- Traditional Chinese: 王乃東
- Simplified Chinese: 王乃东

Standard Mandarin
- Hanyu Pinyin: Wáng Nǎidōng

= Wang Naidong =

Chinese actor

Wang Naidong ( 20th century), also known as Lyton Wong, was a Chinese actor active from 1925 to 1957 in the cinema of Shanghai and British Hong Kong. He starred in many silent films produced by Great China Lilium Pictures (大中華百合影片公司), but is probably best remembered today for playing the male lead in the 1935 Lianhua Film Company classic New Women opposite Ruan Lingyu.

== Life ==
Wang Naidong was born either in Nanking, or Hankou, Hubei, at an unknown date between 1898-1900 into a relatively wealthy family; his father, Wang Siming, served as a general in the Han Green Standard Army. His family also managed a tea export business. Wang had five siblings and received his education at Wuhan No. 7 Western School. He trained in traditional Chinese theatre under Chu Shen-Wei and began performing in local cabarets and theatres at age 16. He also worked as a middle school teacher for some time.

Wang began his film career in 1925, appearing in minor roles in silent films. His first credited appearances included Mother’s Happiness (1926) and The Miserable Life of Qiu Xiang (1926). He gained recognition with the lead role in Don’t Change Your Husband (1929).

During the 1930s and early 1940s, Wang appeared in several notable films, including New Women (1935), Song of Everlasting Regret (1936), Maiden in Armour (1939), Dayu Sha Jia (1940), and Qiu Haitang (1943). He collaborated with directors such as Cai Chusheng, Shi Dongshan, and Bu Wancang, and worked alongside actresses including Ruan Lingyu.

* **Listed records**:
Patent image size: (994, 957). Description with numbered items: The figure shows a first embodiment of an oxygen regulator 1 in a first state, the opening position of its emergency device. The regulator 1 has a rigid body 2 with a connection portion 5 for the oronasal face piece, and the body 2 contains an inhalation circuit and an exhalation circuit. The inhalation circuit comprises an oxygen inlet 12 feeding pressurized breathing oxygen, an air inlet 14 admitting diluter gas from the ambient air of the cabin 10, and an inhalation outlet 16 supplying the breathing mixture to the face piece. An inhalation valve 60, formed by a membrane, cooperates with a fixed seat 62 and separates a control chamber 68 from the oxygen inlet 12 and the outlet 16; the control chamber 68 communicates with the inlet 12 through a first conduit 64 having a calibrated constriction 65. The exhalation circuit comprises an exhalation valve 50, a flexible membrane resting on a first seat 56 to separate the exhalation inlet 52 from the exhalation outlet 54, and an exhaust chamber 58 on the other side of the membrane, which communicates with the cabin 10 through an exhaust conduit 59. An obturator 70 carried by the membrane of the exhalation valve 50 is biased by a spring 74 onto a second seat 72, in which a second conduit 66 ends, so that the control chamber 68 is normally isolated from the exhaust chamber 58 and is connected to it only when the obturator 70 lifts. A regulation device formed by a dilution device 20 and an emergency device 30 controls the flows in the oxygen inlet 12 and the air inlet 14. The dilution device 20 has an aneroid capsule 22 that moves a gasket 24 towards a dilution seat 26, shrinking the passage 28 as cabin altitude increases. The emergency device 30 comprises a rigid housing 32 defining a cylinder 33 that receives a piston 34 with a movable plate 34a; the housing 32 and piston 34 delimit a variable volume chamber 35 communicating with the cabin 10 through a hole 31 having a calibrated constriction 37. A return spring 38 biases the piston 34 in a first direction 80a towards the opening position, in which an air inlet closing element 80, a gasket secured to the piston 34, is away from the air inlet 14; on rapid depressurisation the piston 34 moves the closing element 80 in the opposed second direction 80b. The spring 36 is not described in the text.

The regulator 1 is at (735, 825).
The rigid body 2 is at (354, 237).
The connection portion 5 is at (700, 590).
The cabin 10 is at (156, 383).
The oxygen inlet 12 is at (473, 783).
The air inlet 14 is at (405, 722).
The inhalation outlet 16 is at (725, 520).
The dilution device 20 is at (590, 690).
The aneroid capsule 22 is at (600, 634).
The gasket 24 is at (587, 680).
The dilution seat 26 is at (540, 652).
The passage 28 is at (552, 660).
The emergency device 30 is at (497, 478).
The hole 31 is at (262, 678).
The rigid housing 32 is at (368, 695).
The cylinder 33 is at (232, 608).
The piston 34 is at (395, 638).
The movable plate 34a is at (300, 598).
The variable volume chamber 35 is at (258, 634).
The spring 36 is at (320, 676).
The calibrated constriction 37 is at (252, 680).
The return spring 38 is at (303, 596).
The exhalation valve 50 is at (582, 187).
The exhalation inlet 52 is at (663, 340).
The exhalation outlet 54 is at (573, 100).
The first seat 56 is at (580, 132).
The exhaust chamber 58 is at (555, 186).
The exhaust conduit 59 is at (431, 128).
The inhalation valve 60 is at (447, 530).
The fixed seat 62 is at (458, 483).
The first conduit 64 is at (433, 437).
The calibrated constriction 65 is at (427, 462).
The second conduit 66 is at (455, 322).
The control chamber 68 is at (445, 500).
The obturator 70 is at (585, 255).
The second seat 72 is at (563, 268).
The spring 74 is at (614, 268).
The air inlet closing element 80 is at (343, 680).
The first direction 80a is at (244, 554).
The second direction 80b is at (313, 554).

* **Exercise instructions**:
A. From the Wang Naidong biography above, reproduce word for word the part that opens with the words containing "- Traditional Chinese: 王乃東" and closes with "opposite Ruan Lingyu.".
B. In the Wang Naidong biography above, which film's lead role first earned him recognition?

* **Results in order**:
A.
- Traditional Chinese: 王乃東
- Simplified Chinese: 王乃东

Standard Mandarin
- Hanyu Pinyin: Wáng Nǎidōng

= Wang Naidong =

Chinese actor

Wang Naidong ( 20th century), also known as Lyton Wong, was a Chinese actor active from 1925 to 1957 in the cinema of Shanghai and British Hong Kong. He starred in many silent films produced by Great China Lilium Pictures (大中華百合影片公司), but is probably best remembered today for playing the male lead in the 1935 Lianhua Film Company classic New Women opposite Ruan Lingyu.

B. Don't Change Your Husband (1929).